All entries must be repeated exactly; do not include the pictures.

* * * * * * * * *

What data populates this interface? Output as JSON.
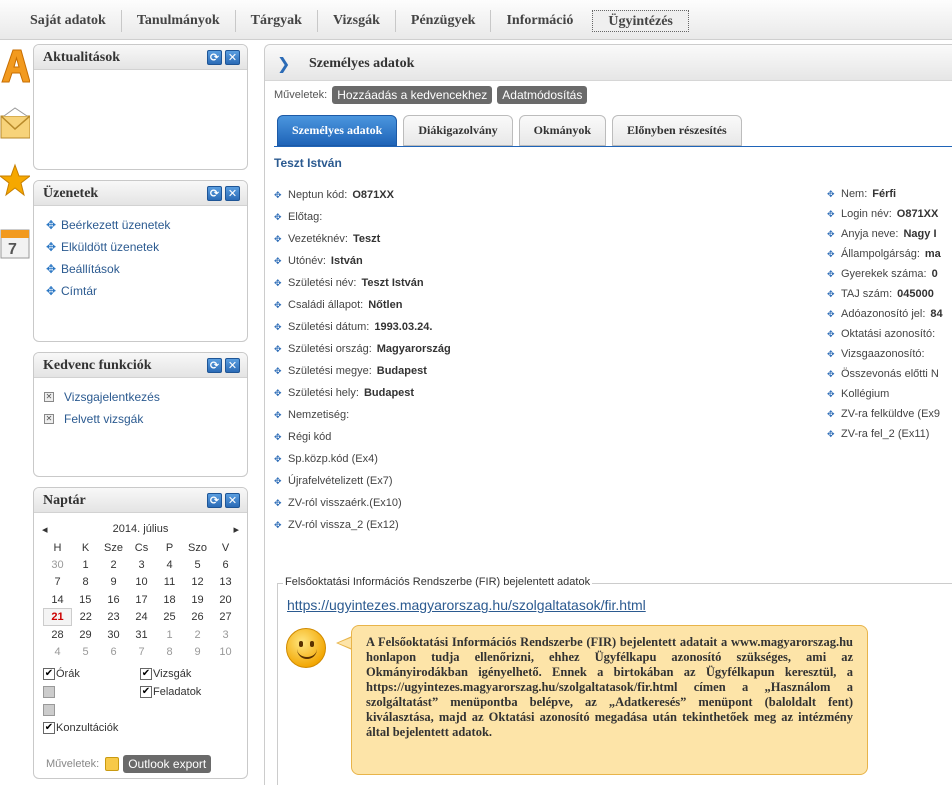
{
  "nav": {
    "items": [
      "Saját adatok",
      "Tanulmányok",
      "Tárgyak",
      "Vizsgák",
      "Pénzügyek",
      "Információ",
      "Ügyintézés"
    ],
    "active_index": 6
  },
  "panels": {
    "aktualitasok": {
      "title": "Aktualitások"
    },
    "uzenetek": {
      "title": "Üzenetek",
      "links": [
        "Beérkezett üzenetek",
        "Elküldött üzenetek",
        "Beállítások",
        "Címtár"
      ]
    },
    "kedvenc": {
      "title": "Kedvenc funkciók",
      "links": [
        "Vizsgajelentkezés",
        "Felvett vizsgák"
      ]
    },
    "naptar": {
      "title": "Naptár",
      "month": "2014. július",
      "prev": "◂",
      "next": "▸",
      "weekdays": [
        "H",
        "K",
        "Sze",
        "Cs",
        "P",
        "Szo",
        "V"
      ],
      "weeks": [
        [
          "30",
          "1",
          "2",
          "3",
          "4",
          "5",
          "6"
        ],
        [
          "7",
          "8",
          "9",
          "10",
          "11",
          "12",
          "13"
        ],
        [
          "14",
          "15",
          "16",
          "17",
          "18",
          "19",
          "20"
        ],
        [
          "21",
          "22",
          "23",
          "24",
          "25",
          "26",
          "27"
        ],
        [
          "28",
          "29",
          "30",
          "31",
          "1",
          "2",
          "3"
        ],
        [
          "4",
          "5",
          "6",
          "7",
          "8",
          "9",
          "10"
        ]
      ],
      "today": "21",
      "checks": {
        "orak": "Órák",
        "vizsgak": "Vizsgák",
        "feladatok": "Feladatok",
        "konzultaciok": "Konzultációk"
      },
      "ops_label": "Műveletek:",
      "export_label": "Outlook export"
    }
  },
  "main": {
    "title": "Személyes adatok",
    "ops_label": "Műveletek:",
    "ops_buttons": [
      "Hozzáadás a kedvencekhez",
      "Adatmódosítás"
    ],
    "tabs": [
      "Személyes adatok",
      "Diákigazolvány",
      "Okmányok",
      "Előnyben részesítés"
    ],
    "person_name": "Teszt István",
    "left_fields": [
      {
        "label": "Neptun kód:",
        "value": "O871XX"
      },
      {
        "label": "Előtag:",
        "value": ""
      },
      {
        "label": "Vezetéknév:",
        "value": "Teszt"
      },
      {
        "label": "Utónév:",
        "value": "István"
      },
      {
        "label": "Születési név:",
        "value": "Teszt István"
      },
      {
        "label": "Családi állapot:",
        "value": "Nőtlen"
      },
      {
        "label": "Születési dátum:",
        "value": "1993.03.24."
      },
      {
        "label": "Születési ország:",
        "value": "Magyarország"
      },
      {
        "label": "Születési megye:",
        "value": "Budapest"
      },
      {
        "label": "Születési hely:",
        "value": "Budapest"
      },
      {
        "label": "Nemzetiség:",
        "value": ""
      },
      {
        "label": "Régi kód",
        "value": ""
      },
      {
        "label": "Sp.közp.kód (Ex4)",
        "value": ""
      },
      {
        "label": "Újrafelvételizett (Ex7)",
        "value": ""
      },
      {
        "label": "ZV-ról visszaérk.(Ex10)",
        "value": ""
      },
      {
        "label": "ZV-ról vissza_2 (Ex12)",
        "value": ""
      }
    ],
    "right_fields": [
      {
        "label": "Nem:",
        "value": "Férfi"
      },
      {
        "label": "Login név:",
        "value": "O871XX"
      },
      {
        "label": "Anyja neve:",
        "value": "Nagy I"
      },
      {
        "label": "Állampolgárság:",
        "value": "ma"
      },
      {
        "label": "Gyerekek száma:",
        "value": "0"
      },
      {
        "label": "TAJ szám:",
        "value": "045000"
      },
      {
        "label": "Adóazonosító jel:",
        "value": "84"
      },
      {
        "label": "Oktatási azonosító:",
        "value": ""
      },
      {
        "label": "Vizsgaazonosító:",
        "value": ""
      },
      {
        "label": "Összevonás előtti N",
        "value": ""
      },
      {
        "label": "Kollégium",
        "value": ""
      },
      {
        "label": "ZV-ra felküldve (Ex9",
        "value": ""
      },
      {
        "label": "ZV-ra fel_2 (Ex11)",
        "value": ""
      }
    ],
    "fir": {
      "legend": "Felsőoktatási Információs Rendszerbe (FIR) bejelentett adatok",
      "link": "https://ugyintezes.magyarorszag.hu/szolgaltatasok/fir.html",
      "info": "A Felsőoktatási Információs Rendszerbe (FIR) bejelentett adatait a www.magyarorszag.hu honlapon tudja ellenőrizni, ehhez Ügyfélkapu azonosító szükséges, ami az Okmányirodákban igényelhető. Ennek a birtokában az Ügyfélkapun keresztül, a https://ugyintezes.magyarorszag.hu/szolgaltatasok/fir.html címen a „Használom a szolgáltatást” menüpontba belépve, az „Adatkeresés” menüpont (baloldalt fent) kiválasztása, majd az Oktatási azonosító megadása után tekinthetőek meg az intézmény által bejelentett adatok."
    }
  }
}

* * * * * * * * *

### Reply
What data populates this interface? Output as JSON.
{
  "nav": {
    "items": [
      "Saját adatok",
      "Tanulmányok",
      "Tárgyak",
      "Vizsgák",
      "Pénzügyek",
      "Információ",
      "Ügyintézés"
    ],
    "active_index": 6
  },
  "panels": {
    "aktualitasok": {
      "title": "Aktualitások"
    },
    "uzenetek": {
      "title": "Üzenetek",
      "links": [
        "Beérkezett üzenetek",
        "Elküldött üzenetek",
        "Beállítások",
        "Címtár"
      ]
    },
    "kedvenc": {
      "title": "Kedvenc funkciók",
      "links": [
        "Vizsgajelentkezés",
        "Felvett vizsgák"
      ]
    },
    "naptar": {
      "title": "Naptár",
      "month": "2014. július",
      "prev": "◂",
      "next": "▸",
      "weekdays": [
        "H",
        "K",
        "Sze",
        "Cs",
        "P",
        "Szo",
        "V"
      ],
      "weeks": [
        [
          "30",
          "1",
          "2",
          "3",
          "4",
          "5",
          "6"
        ],
        [
          "7",
          "8",
          "9",
          "10",
          "11",
          "12",
          "13"
        ],
        [
          "14",
          "15",
          "16",
          "17",
          "18",
          "19",
          "20"
        ],
        [
          "21",
          "22",
          "23",
          "24",
          "25",
          "26",
          "27"
        ],
        [
          "28",
          "29",
          "30",
          "31",
          "1",
          "2",
          "3"
        ],
        [
          "4",
          "5",
          "6",
          "7",
          "8",
          "9",
          "10"
        ]
      ],
      "today": "21",
      "checks": {
        "orak": "Órák",
        "vizsgak": "Vizsgák",
        "feladatok": "Feladatok",
        "konzultaciok": "Konzultációk"
      },
      "ops_label": "Műveletek:",
      "export_label": "Outlook export"
    }
  },
  "main": {
    "title": "Személyes adatok",
    "ops_label": "Műveletek:",
    "ops_buttons": [
      "Hozzáadás a kedvencekhez",
      "Adatmódosítás"
    ],
    "tabs": [
      "Személyes adatok",
      "Diákigazolvány",
      "Okmányok",
      "Előnyben részesítés"
    ],
    "person_name": "Teszt István",
    "left_fields": [
      {
        "label": "Neptun kód:",
        "value": "O871XX"
      },
      {
        "label": "Előtag:",
        "value": ""
      },
      {
        "label": "Vezetéknév:",
        "value": "Teszt"
      },
      {
        "label": "Utónév:",
        "value": "István"
      },
      {
        "label": "Születési név:",
        "value": "Teszt István"
      },
      {
        "label": "Családi állapot:",
        "value": "Nőtlen"
      },
      {
        "label": "Születési dátum:",
        "value": "1993.03.24."
      },
      {
        "label": "Születési ország:",
        "value": "Magyarország"
      },
      {
        "label": "Születési megye:",
        "value": "Budapest"
      },
      {
        "label": "Születési hely:",
        "value": "Budapest"
      },
      {
        "label": "Nemzetiség:",
        "value": ""
      },
      {
        "label": "Régi kód",
        "value": ""
      },
      {
        "label": "Sp.közp.kód (Ex4)",
        "value": ""
      },
      {
        "label": "Újrafelvételizett (Ex7)",
        "value": ""
      },
      {
        "label": "ZV-ról visszaérk.(Ex10)",
        "value": ""
      },
      {
        "label": "ZV-ról vissza_2 (Ex12)",
        "value": ""
      }
    ],
    "right_fields": [
      {
        "label": "Nem:",
        "value": "Férfi"
      },
      {
        "label": "Login név:",
        "value": "O871XX"
      },
      {
        "label": "Anyja neve:",
        "value": "Nagy I"
      },
      {
        "label": "Állampolgárság:",
        "value": "ma"
      },
      {
        "label": "Gyerekek száma:",
        "value": "0"
      },
      {
        "label": "TAJ szám:",
        "value": "045000"
      },
      {
        "label": "Adóazonosító jel:",
        "value": "84"
      },
      {
        "label": "Oktatási azonosító:",
        "value": ""
      },
      {
        "label": "Vizsgaazonosító:",
        "value": ""
      },
      {
        "label": "Összevonás előtti N",
        "value": ""
      },
      {
        "label": "Kollégium",
        "value": ""
      },
      {
        "label": "ZV-ra felküldve (Ex9",
        "value": ""
      },
      {
        "label": "ZV-ra fel_2 (Ex11)",
        "value": ""
      }
    ],
    "fir": {
      "legend": "Felsőoktatási Információs Rendszerbe (FIR) bejelentett adatok",
      "link": "https://ugyintezes.magyarorszag.hu/szolgaltatasok/fir.html",
      "info": "A Felsőoktatási Információs Rendszerbe (FIR) bejelentett adatait a www.magyarorszag.hu honlapon tudja ellenőrizni, ehhez Ügyfélkapu azonosító szükséges, ami az Okmányirodákban igényelhető. Ennek a birtokában az Ügyfélkapun keresztül, a https://ugyintezes.magyarorszag.hu/szolgaltatasok/fir.html címen a „Használom a szolgáltatást” menüpontba belépve, az „Adatkeresés” menüpont (baloldalt fent) kiválasztása, majd az Oktatási azonosító megadása után tekinthetőek meg az intézmény által bejelentett adatok."
    }
  }
}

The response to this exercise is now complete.